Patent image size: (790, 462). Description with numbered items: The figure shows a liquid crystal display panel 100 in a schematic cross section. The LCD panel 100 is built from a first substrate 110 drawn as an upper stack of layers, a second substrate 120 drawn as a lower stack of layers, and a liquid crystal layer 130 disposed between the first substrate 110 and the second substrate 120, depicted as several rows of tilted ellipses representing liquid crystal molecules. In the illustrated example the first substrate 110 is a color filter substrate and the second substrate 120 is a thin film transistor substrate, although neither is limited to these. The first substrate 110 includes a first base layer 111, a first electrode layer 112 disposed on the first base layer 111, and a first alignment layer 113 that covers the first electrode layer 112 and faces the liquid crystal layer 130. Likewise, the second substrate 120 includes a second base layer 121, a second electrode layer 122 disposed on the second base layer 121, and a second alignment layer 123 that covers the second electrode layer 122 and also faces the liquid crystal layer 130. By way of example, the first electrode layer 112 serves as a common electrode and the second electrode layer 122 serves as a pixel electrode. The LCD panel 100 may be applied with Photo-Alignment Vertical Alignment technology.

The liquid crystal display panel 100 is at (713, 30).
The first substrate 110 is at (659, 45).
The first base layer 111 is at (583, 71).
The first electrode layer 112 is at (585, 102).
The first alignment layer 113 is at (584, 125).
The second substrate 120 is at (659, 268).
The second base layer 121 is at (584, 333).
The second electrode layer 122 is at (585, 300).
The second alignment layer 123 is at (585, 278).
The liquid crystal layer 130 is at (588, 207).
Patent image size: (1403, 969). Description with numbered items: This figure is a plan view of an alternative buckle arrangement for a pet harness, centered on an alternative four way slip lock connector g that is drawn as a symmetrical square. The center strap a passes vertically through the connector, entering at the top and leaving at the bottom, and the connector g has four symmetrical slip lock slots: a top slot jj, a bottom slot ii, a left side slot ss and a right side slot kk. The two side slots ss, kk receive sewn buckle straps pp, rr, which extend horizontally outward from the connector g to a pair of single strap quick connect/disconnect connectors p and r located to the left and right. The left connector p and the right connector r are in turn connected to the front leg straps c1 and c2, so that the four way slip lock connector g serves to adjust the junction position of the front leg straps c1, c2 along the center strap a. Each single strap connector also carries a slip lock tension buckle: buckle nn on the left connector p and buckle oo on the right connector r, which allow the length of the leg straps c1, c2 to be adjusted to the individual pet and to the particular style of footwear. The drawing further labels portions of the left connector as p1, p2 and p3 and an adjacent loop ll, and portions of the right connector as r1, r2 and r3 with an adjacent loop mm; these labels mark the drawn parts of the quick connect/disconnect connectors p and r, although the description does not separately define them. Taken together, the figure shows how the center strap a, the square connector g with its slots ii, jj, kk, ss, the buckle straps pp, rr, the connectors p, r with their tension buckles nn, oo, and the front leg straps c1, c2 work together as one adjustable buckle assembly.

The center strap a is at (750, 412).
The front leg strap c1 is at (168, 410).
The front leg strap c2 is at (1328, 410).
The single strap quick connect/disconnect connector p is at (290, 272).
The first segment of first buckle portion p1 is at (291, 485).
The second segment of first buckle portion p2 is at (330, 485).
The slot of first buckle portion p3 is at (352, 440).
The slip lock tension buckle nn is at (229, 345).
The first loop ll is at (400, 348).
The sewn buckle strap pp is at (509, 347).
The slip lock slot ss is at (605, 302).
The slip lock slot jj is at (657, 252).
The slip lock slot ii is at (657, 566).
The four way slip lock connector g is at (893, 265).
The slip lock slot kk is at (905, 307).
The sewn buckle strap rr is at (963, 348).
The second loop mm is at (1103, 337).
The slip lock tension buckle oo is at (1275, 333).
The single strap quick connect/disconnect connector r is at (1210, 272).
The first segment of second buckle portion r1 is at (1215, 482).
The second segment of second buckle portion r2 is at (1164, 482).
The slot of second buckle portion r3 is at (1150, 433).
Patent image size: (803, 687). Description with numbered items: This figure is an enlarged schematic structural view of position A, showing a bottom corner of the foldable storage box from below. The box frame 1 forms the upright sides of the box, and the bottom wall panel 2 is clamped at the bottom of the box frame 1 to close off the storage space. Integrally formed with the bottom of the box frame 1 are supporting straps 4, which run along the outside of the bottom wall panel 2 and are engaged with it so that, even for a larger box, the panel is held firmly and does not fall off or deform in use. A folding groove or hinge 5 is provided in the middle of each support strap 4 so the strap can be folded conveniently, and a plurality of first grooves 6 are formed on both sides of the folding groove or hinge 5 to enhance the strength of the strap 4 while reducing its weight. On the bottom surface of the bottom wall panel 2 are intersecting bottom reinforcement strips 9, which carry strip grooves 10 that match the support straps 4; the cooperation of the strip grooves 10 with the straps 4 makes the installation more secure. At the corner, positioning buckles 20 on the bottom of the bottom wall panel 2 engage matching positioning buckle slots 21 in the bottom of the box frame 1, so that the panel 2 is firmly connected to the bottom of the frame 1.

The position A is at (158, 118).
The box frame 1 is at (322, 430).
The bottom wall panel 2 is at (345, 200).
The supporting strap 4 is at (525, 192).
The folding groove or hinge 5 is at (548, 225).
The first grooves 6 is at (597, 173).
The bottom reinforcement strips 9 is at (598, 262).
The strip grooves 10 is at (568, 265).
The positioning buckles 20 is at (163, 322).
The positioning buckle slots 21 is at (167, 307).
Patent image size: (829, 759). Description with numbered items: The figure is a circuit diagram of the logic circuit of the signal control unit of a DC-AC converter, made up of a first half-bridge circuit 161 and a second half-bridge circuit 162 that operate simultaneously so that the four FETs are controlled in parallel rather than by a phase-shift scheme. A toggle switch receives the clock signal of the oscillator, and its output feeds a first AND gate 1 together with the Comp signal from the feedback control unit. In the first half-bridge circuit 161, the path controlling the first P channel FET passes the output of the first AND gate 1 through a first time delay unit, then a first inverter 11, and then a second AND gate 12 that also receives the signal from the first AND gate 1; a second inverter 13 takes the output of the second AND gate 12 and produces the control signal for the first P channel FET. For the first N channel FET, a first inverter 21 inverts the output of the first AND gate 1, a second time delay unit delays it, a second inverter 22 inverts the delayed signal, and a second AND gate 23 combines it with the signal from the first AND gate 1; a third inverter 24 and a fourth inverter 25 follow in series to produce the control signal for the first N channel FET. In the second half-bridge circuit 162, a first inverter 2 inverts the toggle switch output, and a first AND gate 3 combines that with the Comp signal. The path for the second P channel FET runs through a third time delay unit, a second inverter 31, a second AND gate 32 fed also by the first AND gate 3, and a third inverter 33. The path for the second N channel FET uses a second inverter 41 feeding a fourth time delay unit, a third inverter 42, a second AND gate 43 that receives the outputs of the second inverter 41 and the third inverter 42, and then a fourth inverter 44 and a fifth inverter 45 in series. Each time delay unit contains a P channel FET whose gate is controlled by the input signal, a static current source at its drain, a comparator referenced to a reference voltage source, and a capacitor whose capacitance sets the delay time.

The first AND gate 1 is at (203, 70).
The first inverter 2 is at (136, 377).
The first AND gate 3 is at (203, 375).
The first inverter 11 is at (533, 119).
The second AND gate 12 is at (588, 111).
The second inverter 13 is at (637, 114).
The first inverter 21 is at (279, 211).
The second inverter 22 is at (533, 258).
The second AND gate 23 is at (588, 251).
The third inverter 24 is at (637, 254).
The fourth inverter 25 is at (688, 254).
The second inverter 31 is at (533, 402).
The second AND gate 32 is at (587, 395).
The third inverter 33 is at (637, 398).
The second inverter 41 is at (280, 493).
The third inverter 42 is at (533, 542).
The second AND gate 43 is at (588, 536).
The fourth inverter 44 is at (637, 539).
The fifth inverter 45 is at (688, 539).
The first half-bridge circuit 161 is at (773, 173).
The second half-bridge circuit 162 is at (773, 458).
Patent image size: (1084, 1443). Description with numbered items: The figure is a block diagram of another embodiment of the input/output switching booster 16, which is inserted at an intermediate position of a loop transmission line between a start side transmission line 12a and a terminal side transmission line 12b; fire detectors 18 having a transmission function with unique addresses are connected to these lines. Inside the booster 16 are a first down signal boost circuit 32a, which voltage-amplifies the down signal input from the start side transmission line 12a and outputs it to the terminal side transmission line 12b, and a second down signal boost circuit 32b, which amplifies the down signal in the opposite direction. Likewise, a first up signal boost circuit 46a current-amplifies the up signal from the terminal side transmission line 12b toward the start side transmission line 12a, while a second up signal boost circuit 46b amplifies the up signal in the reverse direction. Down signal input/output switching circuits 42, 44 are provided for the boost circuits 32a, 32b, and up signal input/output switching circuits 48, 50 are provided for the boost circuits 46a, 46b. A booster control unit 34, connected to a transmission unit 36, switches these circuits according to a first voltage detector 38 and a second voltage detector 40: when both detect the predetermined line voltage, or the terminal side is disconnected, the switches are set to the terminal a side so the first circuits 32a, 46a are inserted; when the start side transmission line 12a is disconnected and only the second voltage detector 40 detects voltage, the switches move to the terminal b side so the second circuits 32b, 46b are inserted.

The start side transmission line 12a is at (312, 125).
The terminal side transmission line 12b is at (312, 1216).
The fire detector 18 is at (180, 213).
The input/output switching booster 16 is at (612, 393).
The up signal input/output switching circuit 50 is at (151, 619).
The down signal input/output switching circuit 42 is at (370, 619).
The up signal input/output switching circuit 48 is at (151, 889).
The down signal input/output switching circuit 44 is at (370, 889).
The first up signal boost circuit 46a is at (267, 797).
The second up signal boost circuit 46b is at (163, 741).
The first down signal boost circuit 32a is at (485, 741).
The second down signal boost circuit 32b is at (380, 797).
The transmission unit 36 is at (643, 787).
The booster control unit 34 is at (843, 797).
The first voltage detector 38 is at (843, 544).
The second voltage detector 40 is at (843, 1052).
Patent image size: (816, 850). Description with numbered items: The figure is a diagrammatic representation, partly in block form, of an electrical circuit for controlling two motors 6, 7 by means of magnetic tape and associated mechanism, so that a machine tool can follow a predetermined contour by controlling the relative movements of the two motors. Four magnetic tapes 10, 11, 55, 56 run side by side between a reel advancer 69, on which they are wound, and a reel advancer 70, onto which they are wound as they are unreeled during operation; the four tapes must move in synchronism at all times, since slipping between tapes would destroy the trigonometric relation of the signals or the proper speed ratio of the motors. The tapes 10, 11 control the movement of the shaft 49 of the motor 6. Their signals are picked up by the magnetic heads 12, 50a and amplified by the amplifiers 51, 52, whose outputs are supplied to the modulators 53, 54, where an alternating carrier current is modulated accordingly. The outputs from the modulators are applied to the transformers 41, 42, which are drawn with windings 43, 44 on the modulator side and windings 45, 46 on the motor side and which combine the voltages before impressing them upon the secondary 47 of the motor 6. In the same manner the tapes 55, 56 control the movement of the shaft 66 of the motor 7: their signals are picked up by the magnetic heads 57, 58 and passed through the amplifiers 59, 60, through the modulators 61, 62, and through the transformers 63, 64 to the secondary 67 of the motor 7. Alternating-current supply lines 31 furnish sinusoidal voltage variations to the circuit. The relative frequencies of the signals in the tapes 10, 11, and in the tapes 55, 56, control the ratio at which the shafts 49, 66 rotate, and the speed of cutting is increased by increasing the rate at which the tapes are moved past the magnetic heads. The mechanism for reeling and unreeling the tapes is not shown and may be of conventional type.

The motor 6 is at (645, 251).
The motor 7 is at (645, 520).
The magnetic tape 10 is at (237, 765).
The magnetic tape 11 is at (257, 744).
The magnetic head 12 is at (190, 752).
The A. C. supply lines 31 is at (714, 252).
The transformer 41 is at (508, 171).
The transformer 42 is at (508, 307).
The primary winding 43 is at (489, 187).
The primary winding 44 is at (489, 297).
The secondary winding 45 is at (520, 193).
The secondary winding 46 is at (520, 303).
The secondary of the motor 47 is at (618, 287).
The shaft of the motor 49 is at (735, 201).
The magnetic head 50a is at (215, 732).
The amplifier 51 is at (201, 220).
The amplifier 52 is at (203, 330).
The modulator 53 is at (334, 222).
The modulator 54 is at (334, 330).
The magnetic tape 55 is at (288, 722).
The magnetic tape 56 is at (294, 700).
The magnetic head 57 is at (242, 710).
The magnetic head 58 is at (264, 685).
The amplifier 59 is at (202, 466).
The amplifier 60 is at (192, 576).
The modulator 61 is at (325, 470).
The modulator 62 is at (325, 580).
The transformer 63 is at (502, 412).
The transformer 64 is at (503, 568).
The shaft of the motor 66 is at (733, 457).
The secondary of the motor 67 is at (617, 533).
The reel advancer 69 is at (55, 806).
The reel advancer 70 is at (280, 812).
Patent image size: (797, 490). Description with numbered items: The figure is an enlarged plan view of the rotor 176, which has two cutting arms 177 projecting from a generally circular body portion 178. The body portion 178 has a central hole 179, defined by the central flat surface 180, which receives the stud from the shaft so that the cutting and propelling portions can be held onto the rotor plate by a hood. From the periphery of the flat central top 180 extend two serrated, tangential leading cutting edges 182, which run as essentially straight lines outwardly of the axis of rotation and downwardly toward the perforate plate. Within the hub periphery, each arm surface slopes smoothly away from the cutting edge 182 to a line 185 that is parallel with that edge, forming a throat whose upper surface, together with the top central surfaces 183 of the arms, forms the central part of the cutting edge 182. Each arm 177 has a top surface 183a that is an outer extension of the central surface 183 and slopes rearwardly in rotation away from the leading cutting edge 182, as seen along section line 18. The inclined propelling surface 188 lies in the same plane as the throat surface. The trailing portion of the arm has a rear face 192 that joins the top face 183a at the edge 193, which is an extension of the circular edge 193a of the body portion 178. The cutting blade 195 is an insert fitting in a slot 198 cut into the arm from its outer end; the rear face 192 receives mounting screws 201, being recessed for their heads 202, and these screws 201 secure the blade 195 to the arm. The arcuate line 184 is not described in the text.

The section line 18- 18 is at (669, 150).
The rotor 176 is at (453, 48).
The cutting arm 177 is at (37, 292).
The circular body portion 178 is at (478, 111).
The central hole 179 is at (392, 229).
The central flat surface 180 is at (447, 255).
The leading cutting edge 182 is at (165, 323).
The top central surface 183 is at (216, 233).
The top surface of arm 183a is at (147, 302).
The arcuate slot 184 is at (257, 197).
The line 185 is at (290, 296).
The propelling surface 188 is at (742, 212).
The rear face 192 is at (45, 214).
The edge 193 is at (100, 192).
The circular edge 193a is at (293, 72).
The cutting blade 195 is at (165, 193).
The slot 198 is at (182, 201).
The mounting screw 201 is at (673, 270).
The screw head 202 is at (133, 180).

#####

*The task:* How many lines in the entries above contain the word "hinge"? Reply with the number only.

*Final answer:* 2